Exercise brief -> In the passage on the Reformation and native languages, shorten the paragraph beginning "Together with the fall of the centralized structure" while keeping its main facts.

Extracted text ->
§ §

Together with the fall of the centralized structure of the hierarchy there falls also the Latin church-language which the clergy alone understood. If only the divine Word is to rule in the Church it must be heard and understood by all in their native tongues. Therefore with the Reformation there commenced an unprecedented amount of activity in translating, totally apart from Luther himself. Swedes and Finns, Poles, Magyars, the Slovaks, Slovenes, Croats, the Prussians, Lithuanians, Latvians, Estonians received for the first time their own formal written language, their first grammars, largely through the activity of Lutheran preachers. And from these also came the first printed matter in their own tongue. Through the Lutheran Reformation all these languages became bearers of divine, eternal content, and in this way for the first time these peoples were drawn into the complete and equal spiritual birthright which they shared together with all the rest.

§ §

Information provided ->
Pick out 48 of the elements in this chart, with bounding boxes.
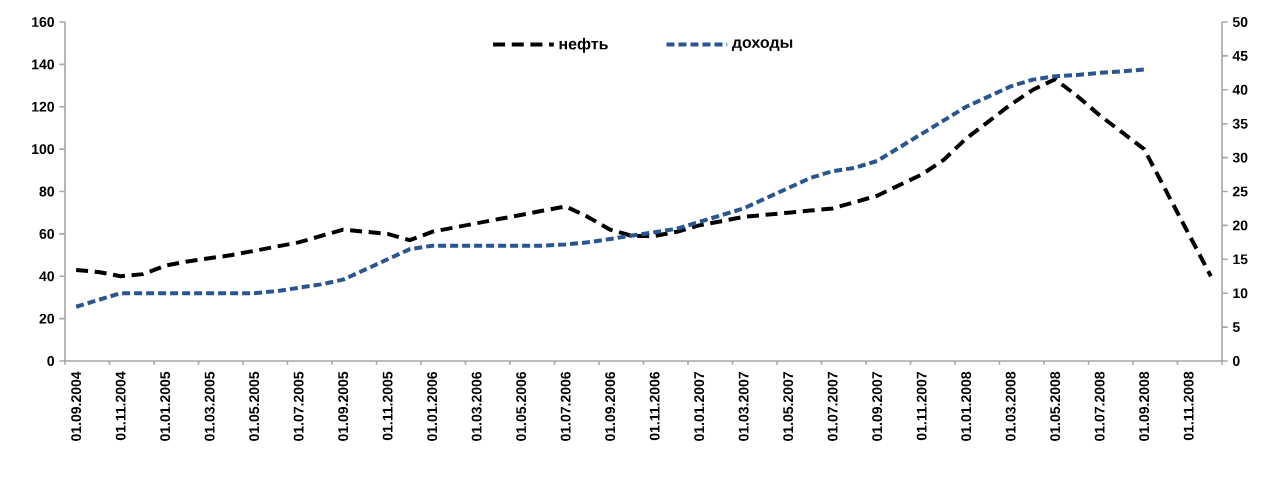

§ §

Answer to the exercise -> When the centralized hierarchy fell, so did the Latin church-language that only the clergy understood. Because the divine Word was to rule the Church, everyone had to hear and understand it in their own tongue. The Reformation therefore brought an unprecedented amount of translation, apart from Luther's own work. Largely through Lutheran preachers, Swedes, Finns, Poles, Magyars, Slovaks, Slovenes, Croats, Prussians, Lithuanians, Latvians and Estonians received their first formal written languages, their first grammars and their first printed matter. These languages came to carry divine, eternal content, and their peoples for the first time shared a complete and equal spiritual birthright with everyone else.